WHAT THE TASK ASKS: Set the listing down again in full, word for word, with the pictures left out.

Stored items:

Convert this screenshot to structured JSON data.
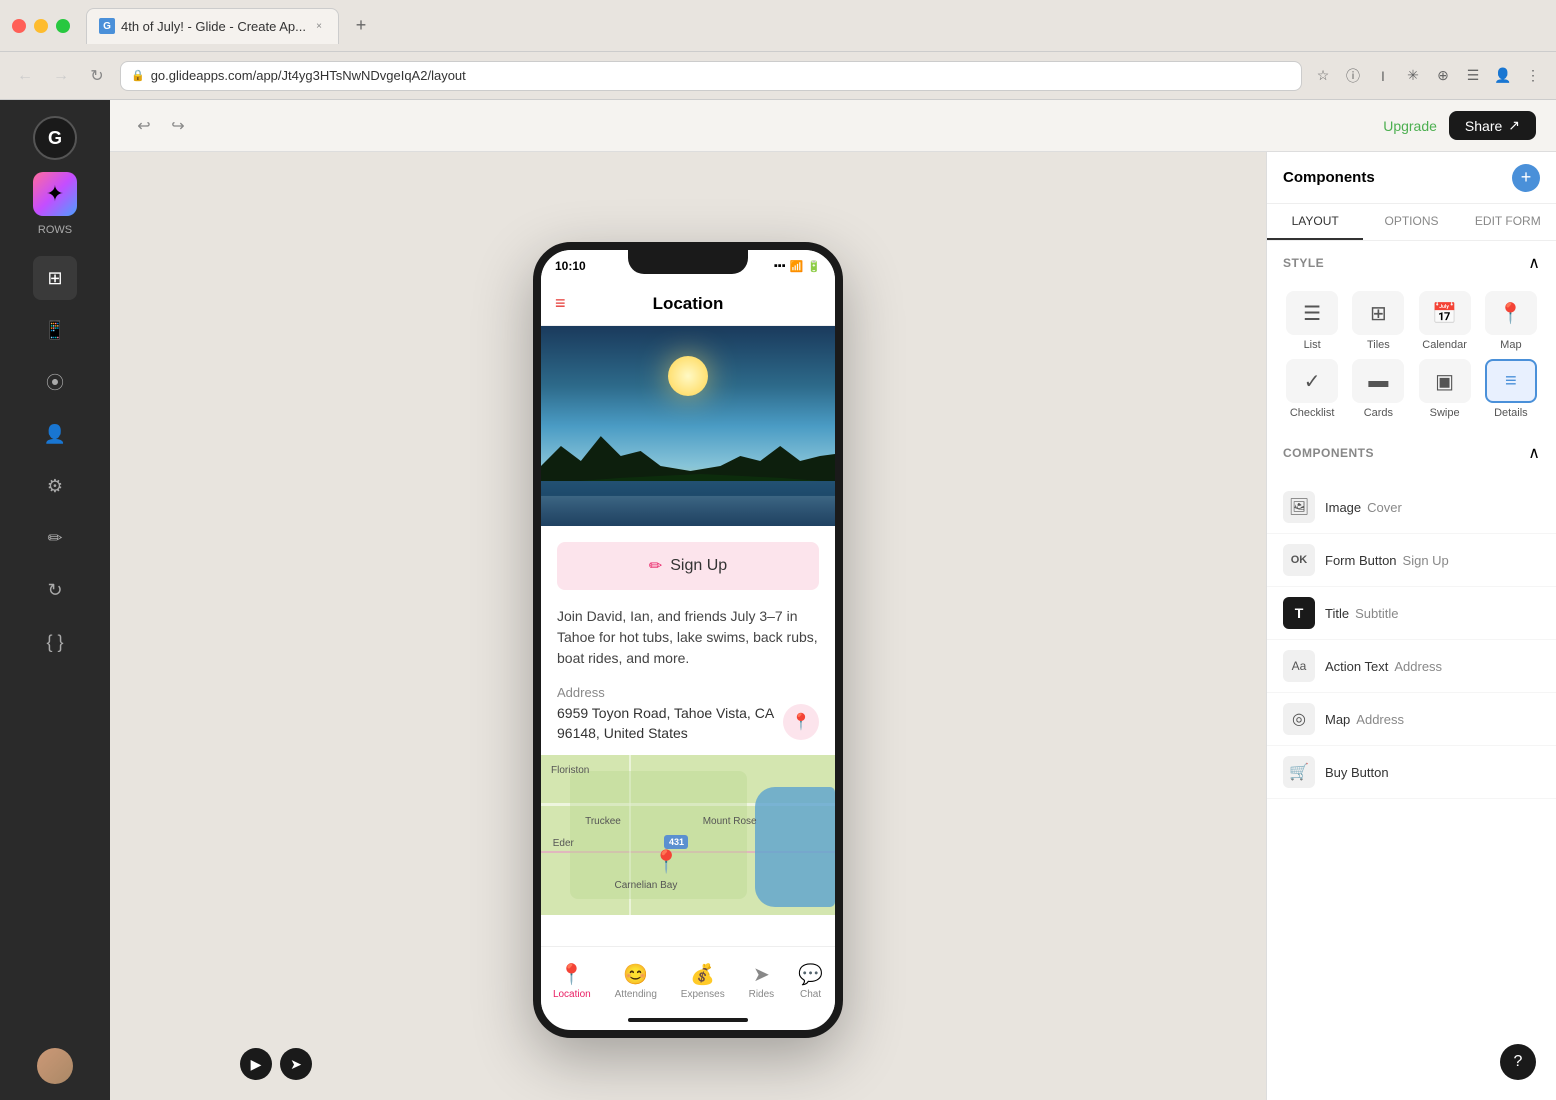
{
  "browser": {
    "tab_title": "4th of July! - Glide - Create Ap...",
    "tab_close": "×",
    "new_tab": "+",
    "address": "go.glideapps.com/app/Jt4yg3HTsNwNDvgeIqA2/layout",
    "nav_back": "←",
    "nav_forward": "→",
    "nav_refresh": "↻"
  },
  "toolbar": {
    "undo_label": "↩",
    "redo_label": "↪",
    "upgrade_label": "Upgrade",
    "share_label": "Share",
    "share_icon": "↗"
  },
  "sidebar": {
    "app_initial": "G",
    "rows_label": "ROWS",
    "nav_items": [
      {
        "name": "layout",
        "icon": "⊞",
        "active": true
      },
      {
        "name": "mobile",
        "icon": "📱",
        "active": false
      },
      {
        "name": "data",
        "icon": "🗄",
        "active": false
      },
      {
        "name": "user",
        "icon": "👤",
        "active": false
      },
      {
        "name": "settings",
        "icon": "⚙",
        "active": false
      },
      {
        "name": "edit",
        "icon": "✏",
        "active": false
      },
      {
        "name": "sync",
        "icon": "↻",
        "active": false
      },
      {
        "name": "code",
        "icon": "{ }",
        "active": false
      }
    ]
  },
  "phone": {
    "status_time": "10:10",
    "title": "Location",
    "hamburger": "≡",
    "signup_label": "Sign Up",
    "signup_icon": "✏",
    "description": "Join David, Ian, and friends July 3–7 in Tahoe for hot tubs, lake swims, back rubs, boat rides, and more.",
    "address_label": "Address",
    "address_line1": "6959 Toyon Road, Tahoe Vista, CA",
    "address_line2": "96148, United States",
    "location_pin": "📍",
    "tabs": [
      {
        "name": "Location",
        "icon": "📍",
        "active": true
      },
      {
        "name": "Attending",
        "icon": "😊",
        "active": false
      },
      {
        "name": "Expenses",
        "icon": "💰",
        "active": false
      },
      {
        "name": "Rides",
        "icon": "➤",
        "active": false
      },
      {
        "name": "Chat",
        "icon": "💬",
        "active": false
      }
    ]
  },
  "components_panel": {
    "title": "Components",
    "add_icon": "+",
    "tabs": [
      {
        "label": "LAYOUT",
        "active": true
      },
      {
        "label": "OPTIONS",
        "active": false
      },
      {
        "label": "EDIT FORM",
        "active": false
      }
    ],
    "style_section_title": "STYLE",
    "style_collapse_icon": "∧",
    "styles": [
      {
        "label": "List",
        "icon": "☰",
        "active": false
      },
      {
        "label": "Tiles",
        "icon": "⊞",
        "active": false
      },
      {
        "label": "Calendar",
        "icon": "📅",
        "active": false
      },
      {
        "label": "Map",
        "icon": "📍",
        "active": false
      },
      {
        "label": "Checklist",
        "icon": "✓",
        "active": false
      },
      {
        "label": "Cards",
        "icon": "▬",
        "active": false
      },
      {
        "label": "Swipe",
        "icon": "▣",
        "active": false
      },
      {
        "label": "Details",
        "icon": "≡",
        "active": true
      }
    ],
    "components_section_title": "COMPONENTS",
    "components_collapse_icon": "∧",
    "components": [
      {
        "primary": "Image",
        "secondary": "Cover",
        "icon": "🖼"
      },
      {
        "primary": "Form Button",
        "secondary": "Sign Up",
        "icon": "OK"
      },
      {
        "primary": "Title",
        "secondary": "Subtitle",
        "icon": "T"
      },
      {
        "primary": "Action Text",
        "secondary": "Address",
        "icon": "Aa"
      },
      {
        "primary": "Map",
        "secondary": "Address",
        "icon": "◎"
      },
      {
        "primary": "Buy Button",
        "secondary": "",
        "icon": "🛒"
      }
    ]
  },
  "bottom": {
    "play_icon": "▶",
    "cursor_icon": "➤",
    "help_icon": "?"
  }
}
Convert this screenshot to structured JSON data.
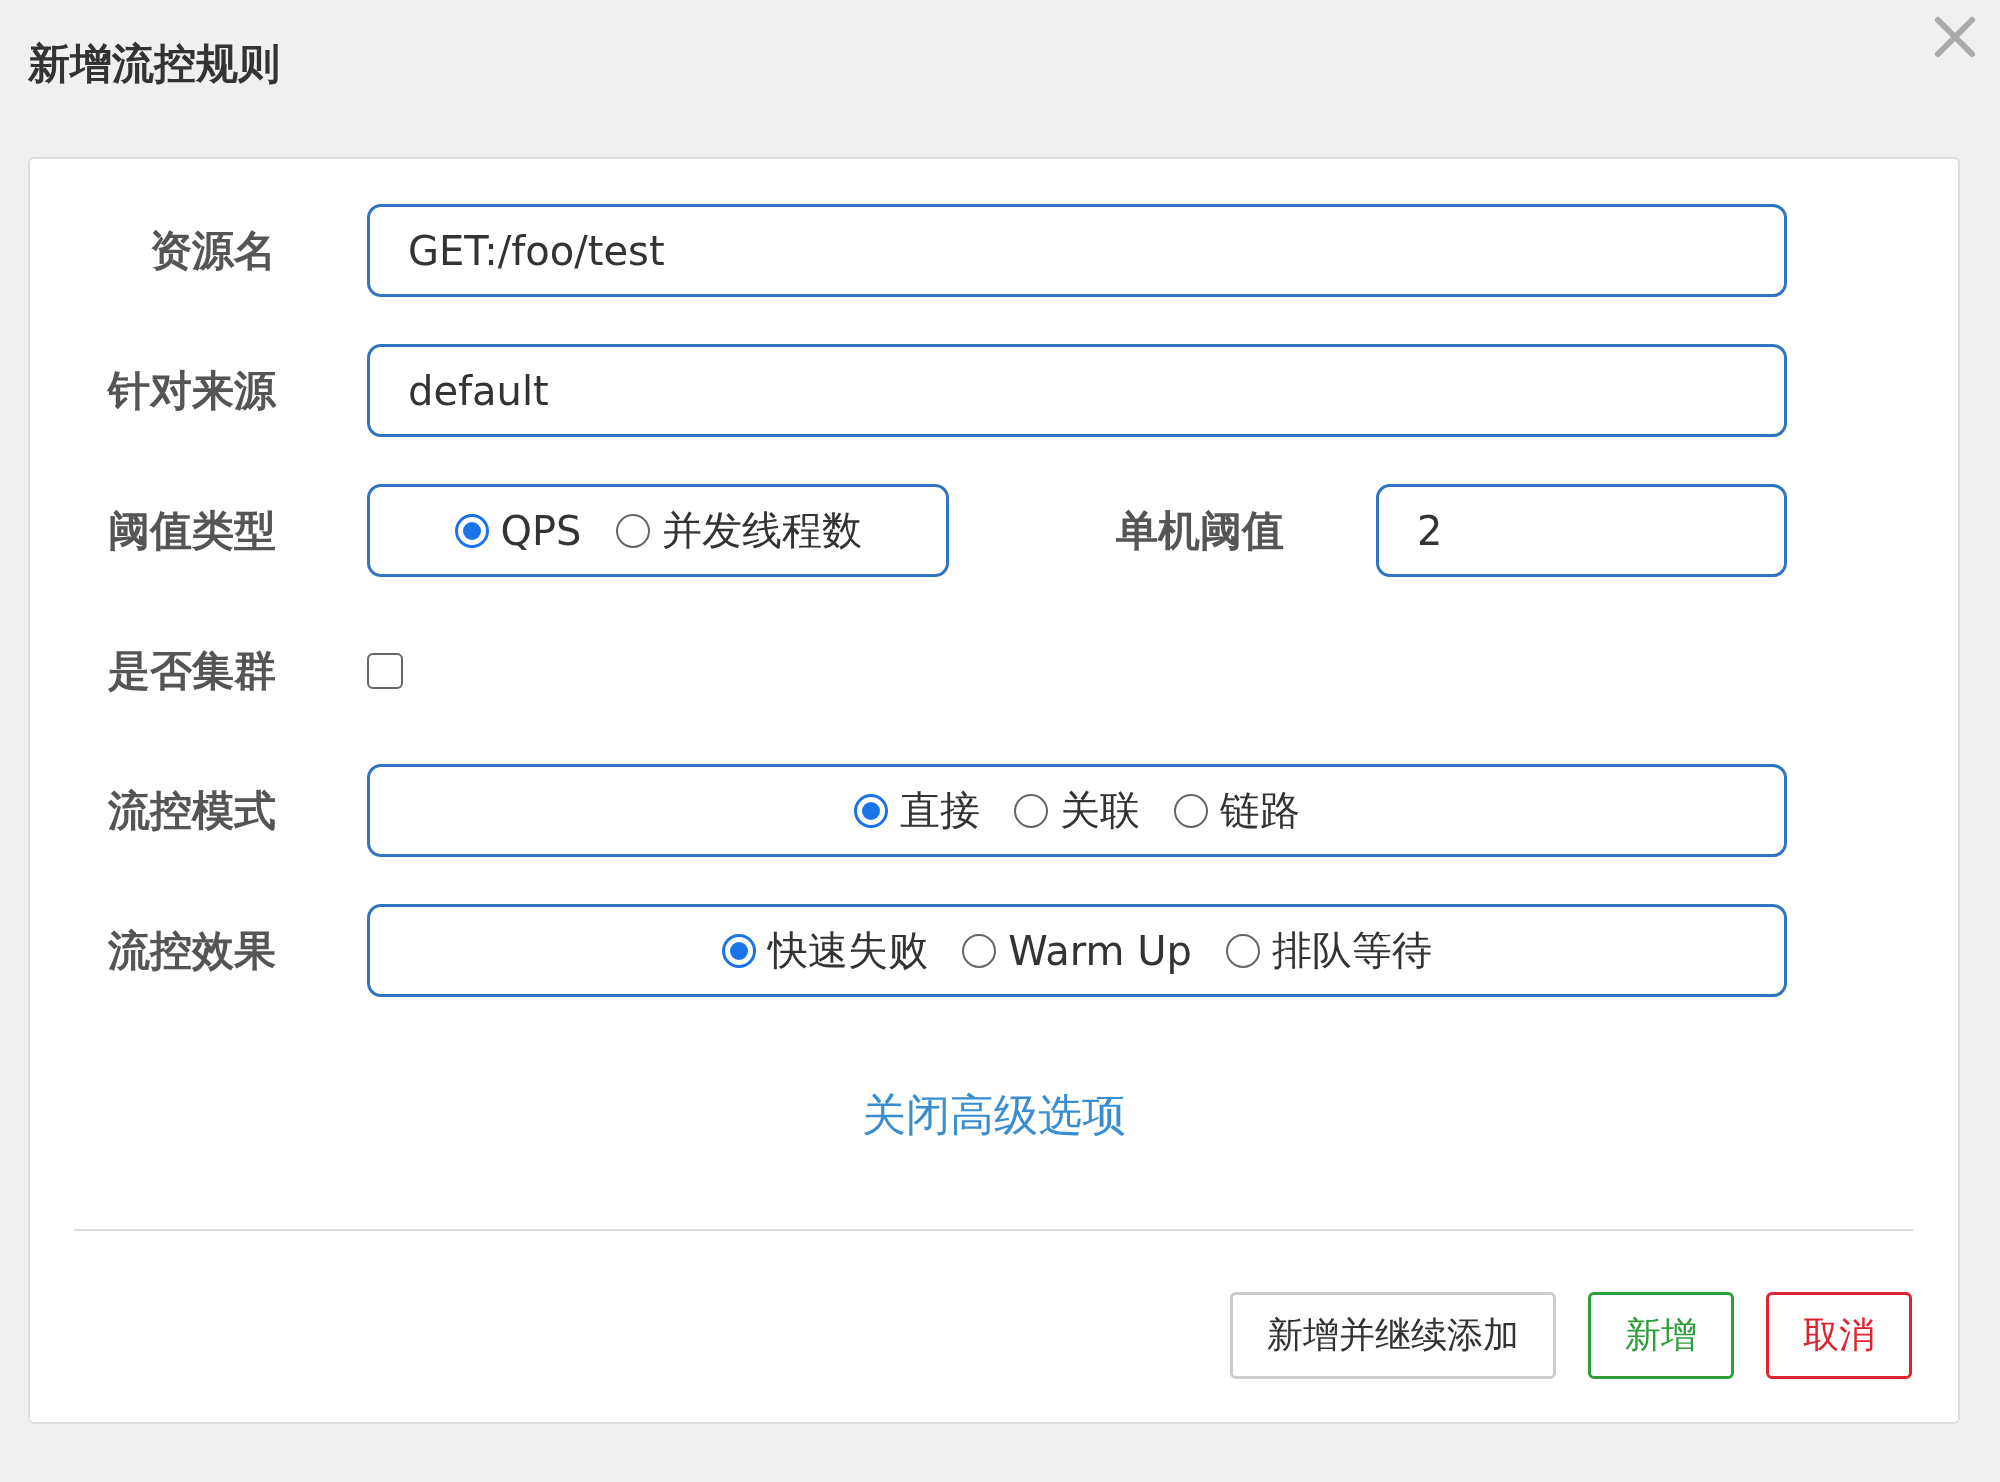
{
  "dialog": {
    "title": "新增流控规则"
  },
  "fields": [
    {
      "kind": "text",
      "label": "资源名",
      "value": "GET:/foo/test"
    },
    {
      "kind": "text",
      "label": "针对来源",
      "value": "default"
    },
    {
      "kind": "radio_with_input",
      "label": "阈值类型",
      "options": [
        {
          "label": "QPS",
          "selected": true
        },
        {
          "label": "并发线程数",
          "selected": false
        }
      ],
      "side_label": "单机阈值",
      "side_value": "2"
    },
    {
      "kind": "checkbox",
      "label": "是否集群",
      "checked": false
    },
    {
      "kind": "radio",
      "label": "流控模式",
      "options": [
        {
          "label": "直接",
          "selected": true
        },
        {
          "label": "关联",
          "selected": false
        },
        {
          "label": "链路",
          "selected": false
        }
      ]
    },
    {
      "kind": "radio",
      "label": "流控效果",
      "options": [
        {
          "label": "快速失败",
          "selected": true
        },
        {
          "label": "Warm Up",
          "selected": false
        },
        {
          "label": "排队等待",
          "selected": false
        }
      ]
    }
  ],
  "toggle_link": "关闭高级选项",
  "buttons": [
    {
      "label": "新增并继续添加",
      "kind": "default"
    },
    {
      "label": "新增",
      "kind": "success"
    },
    {
      "label": "取消",
      "kind": "danger"
    }
  ]
}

OUTPUT OF THE TASK:
Convert this screenshot to structured JSON data.
{
  "browser": {
    "tab_title": "4th of July! - Glide - Create Ap...",
    "tab_close": "×",
    "new_tab": "+",
    "address": "go.glideapps.com/app/Jt4yg3HTsNwNDvgeIqA2/layout",
    "nav_back": "←",
    "nav_forward": "→",
    "nav_refresh": "↻"
  },
  "toolbar": {
    "undo_label": "↩",
    "redo_label": "↪",
    "upgrade_label": "Upgrade",
    "share_label": "Share",
    "share_icon": "↗"
  },
  "sidebar": {
    "app_initial": "G",
    "rows_label": "ROWS",
    "nav_items": [
      {
        "name": "layout",
        "icon": "⊞",
        "active": true
      },
      {
        "name": "mobile",
        "icon": "📱",
        "active": false
      },
      {
        "name": "data",
        "icon": "🗄",
        "active": false
      },
      {
        "name": "user",
        "icon": "👤",
        "active": false
      },
      {
        "name": "settings",
        "icon": "⚙",
        "active": false
      },
      {
        "name": "edit",
        "icon": "✏",
        "active": false
      },
      {
        "name": "sync",
        "icon": "↻",
        "active": false
      },
      {
        "name": "code",
        "icon": "{ }",
        "active": false
      }
    ]
  },
  "phone": {
    "status_time": "10:10",
    "title": "Location",
    "hamburger": "≡",
    "signup_label": "Sign Up",
    "signup_icon": "✏",
    "description": "Join David, Ian, and friends July 3–7 in Tahoe for hot tubs, lake swims, back rubs, boat rides, and more.",
    "address_label": "Address",
    "address_line1": "6959 Toyon Road, Tahoe Vista, CA",
    "address_line2": "96148, United States",
    "location_pin": "📍",
    "tabs": [
      {
        "name": "Location",
        "icon": "📍",
        "active": true
      },
      {
        "name": "Attending",
        "icon": "😊",
        "active": false
      },
      {
        "name": "Expenses",
        "icon": "💰",
        "active": false
      },
      {
        "name": "Rides",
        "icon": "➤",
        "active": false
      },
      {
        "name": "Chat",
        "icon": "💬",
        "active": false
      }
    ]
  },
  "components_panel": {
    "title": "Components",
    "add_icon": "+",
    "tabs": [
      {
        "label": "LAYOUT",
        "active": true
      },
      {
        "label": "OPTIONS",
        "active": false
      },
      {
        "label": "EDIT FORM",
        "active": false
      }
    ],
    "style_section_title": "STYLE",
    "style_collapse_icon": "∧",
    "styles": [
      {
        "label": "List",
        "icon": "☰",
        "active": false
      },
      {
        "label": "Tiles",
        "icon": "⊞",
        "active": false
      },
      {
        "label": "Calendar",
        "icon": "📅",
        "active": false
      },
      {
        "label": "Map",
        "icon": "📍",
        "active": false
      },
      {
        "label": "Checklist",
        "icon": "✓",
        "active": false
      },
      {
        "label": "Cards",
        "icon": "▬",
        "active": false
      },
      {
        "label": "Swipe",
        "icon": "▣",
        "active": false
      },
      {
        "label": "Details",
        "icon": "≡",
        "active": true
      }
    ],
    "components_section_title": "COMPONENTS",
    "components_collapse_icon": "∧",
    "components": [
      {
        "primary": "Image",
        "secondary": "Cover",
        "icon": "🖼"
      },
      {
        "primary": "Form Button",
        "secondary": "Sign Up",
        "icon": "OK"
      },
      {
        "primary": "Title",
        "secondary": "Subtitle",
        "icon": "T"
      },
      {
        "primary": "Action Text",
        "secondary": "Address",
        "icon": "Aa"
      },
      {
        "primary": "Map",
        "secondary": "Address",
        "icon": "◎"
      },
      {
        "primary": "Buy Button",
        "secondary": "",
        "icon": "🛒"
      }
    ]
  },
  "bottom": {
    "play_icon": "▶",
    "cursor_icon": "➤",
    "help_icon": "?"
  }
}
Convert this screenshot to structured JSON data.
{
  "dialog": {
    "title": "新增流控规则"
  },
  "fields": [
    {
      "kind": "text",
      "label": "资源名",
      "value": "GET:/foo/test"
    },
    {
      "kind": "text",
      "label": "针对来源",
      "value": "default"
    },
    {
      "kind": "radio_with_input",
      "label": "阈值类型",
      "options": [
        {
          "label": "QPS",
          "selected": true
        },
        {
          "label": "并发线程数",
          "selected": false
        }
      ],
      "side_label": "单机阈值",
      "side_value": "2"
    },
    {
      "kind": "checkbox",
      "label": "是否集群",
      "checked": false
    },
    {
      "kind": "radio",
      "label": "流控模式",
      "options": [
        {
          "label": "直接",
          "selected": true
        },
        {
          "label": "关联",
          "selected": false
        },
        {
          "label": "链路",
          "selected": false
        }
      ]
    },
    {
      "kind": "radio",
      "label": "流控效果",
      "options": [
        {
          "label": "快速失败",
          "selected": true
        },
        {
          "label": "Warm Up",
          "selected": false
        },
        {
          "label": "排队等待",
          "selected": false
        }
      ]
    }
  ],
  "toggle_link": "关闭高级选项",
  "buttons": [
    {
      "label": "新增并继续添加",
      "kind": "default"
    },
    {
      "label": "新增",
      "kind": "success"
    },
    {
      "label": "取消",
      "kind": "danger"
    }
  ]
}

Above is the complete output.